• [DATASET CONTENT]:
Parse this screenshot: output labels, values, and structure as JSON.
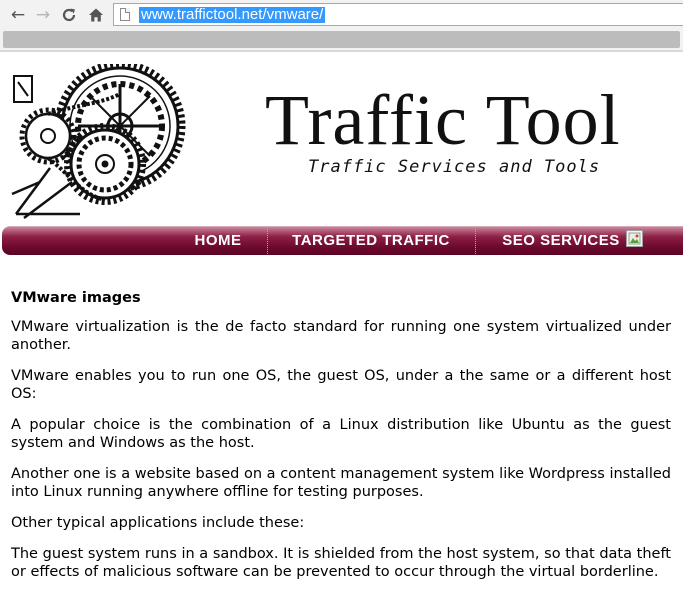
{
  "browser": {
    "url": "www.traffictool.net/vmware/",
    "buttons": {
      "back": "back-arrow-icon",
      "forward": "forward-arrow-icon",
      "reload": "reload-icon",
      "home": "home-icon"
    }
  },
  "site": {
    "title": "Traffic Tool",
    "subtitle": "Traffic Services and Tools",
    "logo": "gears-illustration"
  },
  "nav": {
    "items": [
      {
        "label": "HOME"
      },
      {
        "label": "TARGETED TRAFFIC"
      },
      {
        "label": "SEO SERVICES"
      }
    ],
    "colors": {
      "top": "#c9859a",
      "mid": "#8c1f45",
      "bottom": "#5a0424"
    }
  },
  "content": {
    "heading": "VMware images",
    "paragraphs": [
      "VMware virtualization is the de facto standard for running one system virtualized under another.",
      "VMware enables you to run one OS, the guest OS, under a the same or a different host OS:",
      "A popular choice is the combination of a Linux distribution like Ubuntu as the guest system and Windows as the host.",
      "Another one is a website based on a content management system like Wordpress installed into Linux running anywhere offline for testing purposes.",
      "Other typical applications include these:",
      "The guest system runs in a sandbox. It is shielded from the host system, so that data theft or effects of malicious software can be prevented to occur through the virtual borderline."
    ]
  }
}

* * *

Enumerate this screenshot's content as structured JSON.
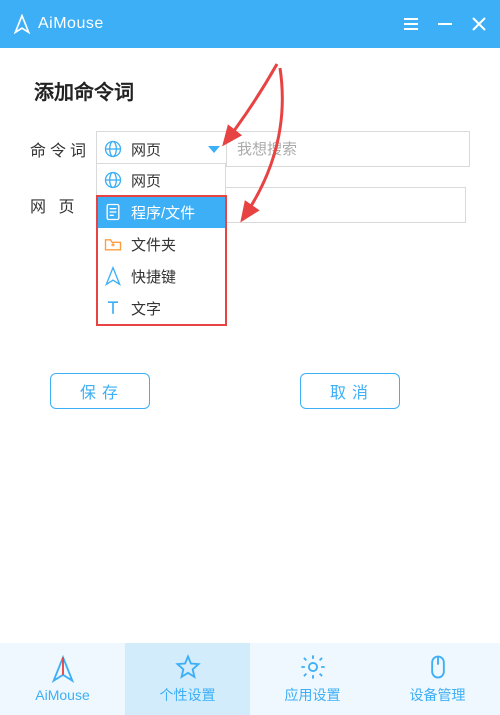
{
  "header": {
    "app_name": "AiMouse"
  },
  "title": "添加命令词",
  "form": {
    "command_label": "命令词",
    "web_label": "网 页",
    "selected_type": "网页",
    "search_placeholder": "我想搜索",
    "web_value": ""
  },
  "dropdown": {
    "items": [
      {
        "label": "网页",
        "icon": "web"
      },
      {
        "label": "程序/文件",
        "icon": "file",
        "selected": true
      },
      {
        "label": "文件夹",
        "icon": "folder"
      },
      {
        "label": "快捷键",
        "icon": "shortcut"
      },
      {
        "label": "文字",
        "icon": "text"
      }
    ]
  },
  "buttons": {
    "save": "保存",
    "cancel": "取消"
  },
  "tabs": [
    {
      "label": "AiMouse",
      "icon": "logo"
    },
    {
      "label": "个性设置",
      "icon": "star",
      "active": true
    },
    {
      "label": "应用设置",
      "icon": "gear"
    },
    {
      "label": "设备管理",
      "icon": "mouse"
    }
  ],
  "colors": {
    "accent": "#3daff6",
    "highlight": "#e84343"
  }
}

• [PROBLEM TO SOLVE]: Examine the records and pull out every line where the string "this" occurs.

• [RESULT BELOW]:
Parse this screenshot: output labels, values, and structure as JSON.
Enumerate this screenshot's content as structured JSON.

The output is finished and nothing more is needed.